Written request: Copy out all of the data below with no alterations.
═══ Information given
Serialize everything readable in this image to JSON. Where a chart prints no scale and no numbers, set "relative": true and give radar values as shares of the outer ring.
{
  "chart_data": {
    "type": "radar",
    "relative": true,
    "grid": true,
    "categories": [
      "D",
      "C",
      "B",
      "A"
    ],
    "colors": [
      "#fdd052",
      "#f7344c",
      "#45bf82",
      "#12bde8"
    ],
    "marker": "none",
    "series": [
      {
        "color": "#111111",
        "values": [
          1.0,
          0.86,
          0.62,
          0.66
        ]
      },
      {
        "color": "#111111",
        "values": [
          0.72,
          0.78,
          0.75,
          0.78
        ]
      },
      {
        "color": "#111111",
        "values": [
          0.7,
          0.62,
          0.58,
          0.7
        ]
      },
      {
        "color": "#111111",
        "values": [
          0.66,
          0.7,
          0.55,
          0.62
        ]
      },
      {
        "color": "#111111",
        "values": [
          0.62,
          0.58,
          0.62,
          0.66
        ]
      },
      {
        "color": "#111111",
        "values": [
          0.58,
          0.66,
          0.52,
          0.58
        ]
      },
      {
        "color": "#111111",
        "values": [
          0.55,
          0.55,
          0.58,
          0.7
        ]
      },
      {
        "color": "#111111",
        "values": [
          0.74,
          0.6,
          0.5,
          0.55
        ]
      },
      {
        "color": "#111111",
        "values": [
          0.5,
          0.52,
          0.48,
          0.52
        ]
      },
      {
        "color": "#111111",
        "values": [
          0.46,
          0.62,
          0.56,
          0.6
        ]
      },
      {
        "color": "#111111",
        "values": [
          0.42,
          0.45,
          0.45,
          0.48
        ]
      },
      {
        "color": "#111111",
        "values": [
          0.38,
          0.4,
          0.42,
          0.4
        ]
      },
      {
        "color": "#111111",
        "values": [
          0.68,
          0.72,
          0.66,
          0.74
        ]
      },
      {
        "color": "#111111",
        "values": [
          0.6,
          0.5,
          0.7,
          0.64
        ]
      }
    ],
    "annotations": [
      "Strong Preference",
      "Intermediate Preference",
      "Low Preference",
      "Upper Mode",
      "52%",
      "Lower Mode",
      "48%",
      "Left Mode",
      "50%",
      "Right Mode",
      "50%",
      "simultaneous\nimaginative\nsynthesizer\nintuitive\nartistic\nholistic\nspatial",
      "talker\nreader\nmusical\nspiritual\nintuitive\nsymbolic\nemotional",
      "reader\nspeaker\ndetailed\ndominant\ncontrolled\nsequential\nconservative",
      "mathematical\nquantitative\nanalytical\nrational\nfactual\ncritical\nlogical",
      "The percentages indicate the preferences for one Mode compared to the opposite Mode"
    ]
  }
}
══════
Task response:
Serialize everything readable in this image to JSON. Where a chart prints no scale and no numbers, set "relative": true and give radar values as shares of the outer ring.
{
  "chart_data": {
    "type": "radar",
    "relative": true,
    "grid": true,
    "categories": [
      "D",
      "C",
      "B",
      "A"
    ],
    "colors": [
      "#fdd052",
      "#f7344c",
      "#45bf82",
      "#12bde8"
    ],
    "marker": "none",
    "series": [
      {
        "color": "#111111",
        "values": [
          1.0,
          0.86,
          0.62,
          0.66
        ]
      },
      {
        "color": "#111111",
        "values": [
          0.72,
          0.78,
          0.75,
          0.78
        ]
      },
      {
        "color": "#111111",
        "values": [
          0.7,
          0.62,
          0.58,
          0.7
        ]
      },
      {
        "color": "#111111",
        "values": [
          0.66,
          0.7,
          0.55,
          0.62
        ]
      },
      {
        "color": "#111111",
        "values": [
          0.62,
          0.58,
          0.62,
          0.66
        ]
      },
      {
        "color": "#111111",
        "values": [
          0.58,
          0.66,
          0.52,
          0.58
        ]
      },
      {
        "color": "#111111",
        "values": [
          0.55,
          0.55,
          0.58,
          0.7
        ]
      },
      {
        "color": "#111111",
        "values": [
          0.74,
          0.6,
          0.5,
          0.55
        ]
      },
      {
        "color": "#111111",
        "values": [
          0.5,
          0.52,
          0.48,
          0.52
        ]
      },
      {
        "color": "#111111",
        "values": [
          0.46,
          0.62,
          0.56,
          0.6
        ]
      },
      {
        "color": "#111111",
        "values": [
          0.42,
          0.45,
          0.45,
          0.48
        ]
      },
      {
        "color": "#111111",
        "values": [
          0.38,
          0.4,
          0.42,
          0.4
        ]
      },
      {
        "color": "#111111",
        "values": [
          0.68,
          0.72,
          0.66,
          0.74
        ]
      },
      {
        "color": "#111111",
        "values": [
          0.6,
          0.5,
          0.7,
          0.64
        ]
      }
    ],
    "annotations": [
      "Strong Preference",
      "Intermediate Preference",
      "Low Preference",
      "Upper Mode",
      "52%",
      "Lower Mode",
      "48%",
      "Left Mode",
      "50%",
      "Right Mode",
      "50%",
      "simultaneous\nimaginative\nsynthesizer\nintuitive\nartistic\nholistic\nspatial",
      "talker\nreader\nmusical\nspiritual\nintuitive\nsymbolic\nemotional",
      "reader\nspeaker\ndetailed\ndominant\ncontrolled\nsequential\nconservative",
      "mathematical\nquantitative\nanalytical\nrational\nfactual\ncritical\nlogical",
      "The percentages indicate the preferences for one Mode compared to the opposite Mode"
    ]
  }
}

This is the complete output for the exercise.